→ GIVEN ENTRIES:
____
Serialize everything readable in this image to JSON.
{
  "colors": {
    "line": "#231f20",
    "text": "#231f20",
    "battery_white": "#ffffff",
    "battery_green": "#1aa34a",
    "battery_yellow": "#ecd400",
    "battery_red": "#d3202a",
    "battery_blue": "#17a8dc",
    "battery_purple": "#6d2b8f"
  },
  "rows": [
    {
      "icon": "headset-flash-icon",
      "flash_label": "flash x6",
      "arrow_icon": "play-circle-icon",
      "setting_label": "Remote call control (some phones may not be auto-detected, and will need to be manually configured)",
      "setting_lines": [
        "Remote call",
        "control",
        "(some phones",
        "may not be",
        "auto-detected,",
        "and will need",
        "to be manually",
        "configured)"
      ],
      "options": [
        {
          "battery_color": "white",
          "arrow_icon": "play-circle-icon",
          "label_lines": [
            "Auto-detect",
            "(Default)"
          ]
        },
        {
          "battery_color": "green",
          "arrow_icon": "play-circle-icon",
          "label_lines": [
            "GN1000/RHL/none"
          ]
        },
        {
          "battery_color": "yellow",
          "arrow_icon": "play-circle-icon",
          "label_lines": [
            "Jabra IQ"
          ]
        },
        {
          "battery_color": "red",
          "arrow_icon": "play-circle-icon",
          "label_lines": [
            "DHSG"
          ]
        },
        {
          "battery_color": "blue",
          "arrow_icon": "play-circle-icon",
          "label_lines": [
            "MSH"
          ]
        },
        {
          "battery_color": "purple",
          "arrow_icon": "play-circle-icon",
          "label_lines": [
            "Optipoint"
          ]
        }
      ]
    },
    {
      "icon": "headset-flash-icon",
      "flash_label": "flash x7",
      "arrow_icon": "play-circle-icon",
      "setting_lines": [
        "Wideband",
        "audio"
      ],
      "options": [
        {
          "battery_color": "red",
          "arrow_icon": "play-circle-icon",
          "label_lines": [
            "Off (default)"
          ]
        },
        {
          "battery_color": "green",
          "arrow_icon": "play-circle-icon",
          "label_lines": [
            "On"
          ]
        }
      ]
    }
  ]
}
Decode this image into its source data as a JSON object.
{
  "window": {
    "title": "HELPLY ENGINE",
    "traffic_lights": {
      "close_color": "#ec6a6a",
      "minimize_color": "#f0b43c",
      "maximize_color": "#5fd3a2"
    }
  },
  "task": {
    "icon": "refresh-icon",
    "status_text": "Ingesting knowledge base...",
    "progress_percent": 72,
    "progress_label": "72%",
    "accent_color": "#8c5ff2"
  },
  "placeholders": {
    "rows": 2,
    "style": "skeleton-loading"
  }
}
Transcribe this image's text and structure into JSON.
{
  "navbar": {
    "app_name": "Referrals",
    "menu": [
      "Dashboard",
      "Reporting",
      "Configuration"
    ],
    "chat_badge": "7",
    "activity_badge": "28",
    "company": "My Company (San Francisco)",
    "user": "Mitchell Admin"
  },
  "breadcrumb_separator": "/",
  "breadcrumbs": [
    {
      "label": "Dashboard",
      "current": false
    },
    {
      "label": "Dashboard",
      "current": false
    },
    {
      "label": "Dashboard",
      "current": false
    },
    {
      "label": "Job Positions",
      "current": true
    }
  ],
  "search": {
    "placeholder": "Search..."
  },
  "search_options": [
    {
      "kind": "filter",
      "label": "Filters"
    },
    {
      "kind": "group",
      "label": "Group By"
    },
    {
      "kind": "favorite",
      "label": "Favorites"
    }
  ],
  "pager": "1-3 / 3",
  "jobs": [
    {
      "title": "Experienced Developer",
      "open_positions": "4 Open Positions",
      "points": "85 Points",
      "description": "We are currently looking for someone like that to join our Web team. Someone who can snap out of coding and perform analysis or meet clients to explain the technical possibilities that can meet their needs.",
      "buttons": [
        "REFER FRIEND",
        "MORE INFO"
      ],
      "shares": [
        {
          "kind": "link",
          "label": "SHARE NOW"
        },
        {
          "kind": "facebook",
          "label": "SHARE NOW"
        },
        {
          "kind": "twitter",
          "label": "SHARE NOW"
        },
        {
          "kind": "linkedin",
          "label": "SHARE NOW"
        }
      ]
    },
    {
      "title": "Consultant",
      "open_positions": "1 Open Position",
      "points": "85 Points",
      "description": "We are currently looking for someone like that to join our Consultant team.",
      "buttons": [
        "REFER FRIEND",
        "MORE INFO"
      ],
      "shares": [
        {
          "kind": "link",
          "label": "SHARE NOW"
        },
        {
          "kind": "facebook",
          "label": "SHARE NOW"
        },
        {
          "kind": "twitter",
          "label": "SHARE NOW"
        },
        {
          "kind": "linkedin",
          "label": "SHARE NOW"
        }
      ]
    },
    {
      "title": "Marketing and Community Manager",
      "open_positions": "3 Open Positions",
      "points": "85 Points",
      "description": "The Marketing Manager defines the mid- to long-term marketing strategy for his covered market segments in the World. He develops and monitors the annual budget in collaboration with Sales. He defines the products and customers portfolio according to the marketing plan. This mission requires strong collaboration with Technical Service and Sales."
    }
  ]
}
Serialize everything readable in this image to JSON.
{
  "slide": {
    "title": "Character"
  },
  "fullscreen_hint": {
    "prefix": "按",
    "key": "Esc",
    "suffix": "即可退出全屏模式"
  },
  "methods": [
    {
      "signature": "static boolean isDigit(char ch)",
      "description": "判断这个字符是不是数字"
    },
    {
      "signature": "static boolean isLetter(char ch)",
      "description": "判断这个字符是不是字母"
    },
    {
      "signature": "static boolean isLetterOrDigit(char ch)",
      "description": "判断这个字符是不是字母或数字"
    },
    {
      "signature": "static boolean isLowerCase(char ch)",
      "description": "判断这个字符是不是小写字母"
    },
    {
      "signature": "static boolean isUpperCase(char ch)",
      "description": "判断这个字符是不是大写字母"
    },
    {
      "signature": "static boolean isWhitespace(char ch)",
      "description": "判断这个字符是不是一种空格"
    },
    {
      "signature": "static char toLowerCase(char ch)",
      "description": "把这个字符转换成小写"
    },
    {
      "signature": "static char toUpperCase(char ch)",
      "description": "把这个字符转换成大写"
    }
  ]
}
____
→ TASK GOAL: Take the entries and copy them out exactly.

→ CORRECT RESPONSE:
Serialize everything readable in this image to JSON.
{
  "colors": {
    "line": "#231f20",
    "text": "#231f20",
    "battery_white": "#ffffff",
    "battery_green": "#1aa34a",
    "battery_yellow": "#ecd400",
    "battery_red": "#d3202a",
    "battery_blue": "#17a8dc",
    "battery_purple": "#6d2b8f"
  },
  "rows": [
    {
      "icon": "headset-flash-icon",
      "flash_label": "flash x6",
      "arrow_icon": "play-circle-icon",
      "setting_label": "Remote call control (some phones may not be auto-detected, and will need to be manually configured)",
      "setting_lines": [
        "Remote call",
        "control",
        "(some phones",
        "may not be",
        "auto-detected,",
        "and will need",
        "to be manually",
        "configured)"
      ],
      "options": [
        {
          "battery_color": "white",
          "arrow_icon": "play-circle-icon",
          "label_lines": [
            "Auto-detect",
            "(Default)"
          ]
        },
        {
          "battery_color": "green",
          "arrow_icon": "play-circle-icon",
          "label_lines": [
            "GN1000/RHL/none"
          ]
        },
        {
          "battery_color": "yellow",
          "arrow_icon": "play-circle-icon",
          "label_lines": [
            "Jabra IQ"
          ]
        },
        {
          "battery_color": "red",
          "arrow_icon": "play-circle-icon",
          "label_lines": [
            "DHSG"
          ]
        },
        {
          "battery_color": "blue",
          "arrow_icon": "play-circle-icon",
          "label_lines": [
            "MSH"
          ]
        },
        {
          "battery_color": "purple",
          "arrow_icon": "play-circle-icon",
          "label_lines": [
            "Optipoint"
          ]
        }
      ]
    },
    {
      "icon": "headset-flash-icon",
      "flash_label": "flash x7",
      "arrow_icon": "play-circle-icon",
      "setting_lines": [
        "Wideband",
        "audio"
      ],
      "options": [
        {
          "battery_color": "red",
          "arrow_icon": "play-circle-icon",
          "label_lines": [
            "Off (default)"
          ]
        },
        {
          "battery_color": "green",
          "arrow_icon": "play-circle-icon",
          "label_lines": [
            "On"
          ]
        }
      ]
    }
  ]
}
Decode this image into its source data as a JSON object.
{
  "window": {
    "title": "HELPLY ENGINE",
    "traffic_lights": {
      "close_color": "#ec6a6a",
      "minimize_color": "#f0b43c",
      "maximize_color": "#5fd3a2"
    }
  },
  "task": {
    "icon": "refresh-icon",
    "status_text": "Ingesting knowledge base...",
    "progress_percent": 72,
    "progress_label": "72%",
    "accent_color": "#8c5ff2"
  },
  "placeholders": {
    "rows": 2,
    "style": "skeleton-loading"
  }
}
Transcribe this image's text and structure into JSON.
{
  "navbar": {
    "app_name": "Referrals",
    "menu": [
      "Dashboard",
      "Reporting",
      "Configuration"
    ],
    "chat_badge": "7",
    "activity_badge": "28",
    "company": "My Company (San Francisco)",
    "user": "Mitchell Admin"
  },
  "breadcrumb_separator": "/",
  "breadcrumbs": [
    {
      "label": "Dashboard",
      "current": false
    },
    {
      "label": "Dashboard",
      "current": false
    },
    {
      "label": "Dashboard",
      "current": false
    },
    {
      "label": "Job Positions",
      "current": true
    }
  ],
  "search": {
    "placeholder": "Search..."
  },
  "search_options": [
    {
      "kind": "filter",
      "label": "Filters"
    },
    {
      "kind": "group",
      "label": "Group By"
    },
    {
      "kind": "favorite",
      "label": "Favorites"
    }
  ],
  "pager": "1-3 / 3",
  "jobs": [
    {
      "title": "Experienced Developer",
      "open_positions": "4 Open Positions",
      "points": "85 Points",
      "description": "We are currently looking for someone like that to join our Web team. Someone who can snap out of coding and perform analysis or meet clients to explain the technical possibilities that can meet their needs.",
      "buttons": [
        "REFER FRIEND",
        "MORE INFO"
      ],
      "shares": [
        {
          "kind": "link",
          "label": "SHARE NOW"
        },
        {
          "kind": "facebook",
          "label": "SHARE NOW"
        },
        {
          "kind": "twitter",
          "label": "SHARE NOW"
        },
        {
          "kind": "linkedin",
          "label": "SHARE NOW"
        }
      ]
    },
    {
      "title": "Consultant",
      "open_positions": "1 Open Position",
      "points": "85 Points",
      "description": "We are currently looking for someone like that to join our Consultant team.",
      "buttons": [
        "REFER FRIEND",
        "MORE INFO"
      ],
      "shares": [
        {
          "kind": "link",
          "label": "SHARE NOW"
        },
        {
          "kind": "facebook",
          "label": "SHARE NOW"
        },
        {
          "kind": "twitter",
          "label": "SHARE NOW"
        },
        {
          "kind": "linkedin",
          "label": "SHARE NOW"
        }
      ]
    },
    {
      "title": "Marketing and Community Manager",
      "open_positions": "3 Open Positions",
      "points": "85 Points",
      "description": "The Marketing Manager defines the mid- to long-term marketing strategy for his covered market segments in the World. He develops and monitors the annual budget in collaboration with Sales. He defines the products and customers portfolio according to the marketing plan. This mission requires strong collaboration with Technical Service and Sales."
    }
  ]
}
Serialize everything readable in this image to JSON.
{
  "slide": {
    "title": "Character"
  },
  "fullscreen_hint": {
    "prefix": "按",
    "key": "Esc",
    "suffix": "即可退出全屏模式"
  },
  "methods": [
    {
      "signature": "static boolean isDigit(char ch)",
      "description": "判断这个字符是不是数字"
    },
    {
      "signature": "static boolean isLetter(char ch)",
      "description": "判断这个字符是不是字母"
    },
    {
      "signature": "static boolean isLetterOrDigit(char ch)",
      "description": "判断这个字符是不是字母或数字"
    },
    {
      "signature": "static boolean isLowerCase(char ch)",
      "description": "判断这个字符是不是小写字母"
    },
    {
      "signature": "static boolean isUpperCase(char ch)",
      "description": "判断这个字符是不是大写字母"
    },
    {
      "signature": "static boolean isWhitespace(char ch)",
      "description": "判断这个字符是不是一种空格"
    },
    {
      "signature": "static char toLowerCase(char ch)",
      "description": "把这个字符转换成小写"
    },
    {
      "signature": "static char toUpperCase(char ch)",
      "description": "把这个字符转换成大写"
    }
  ]
}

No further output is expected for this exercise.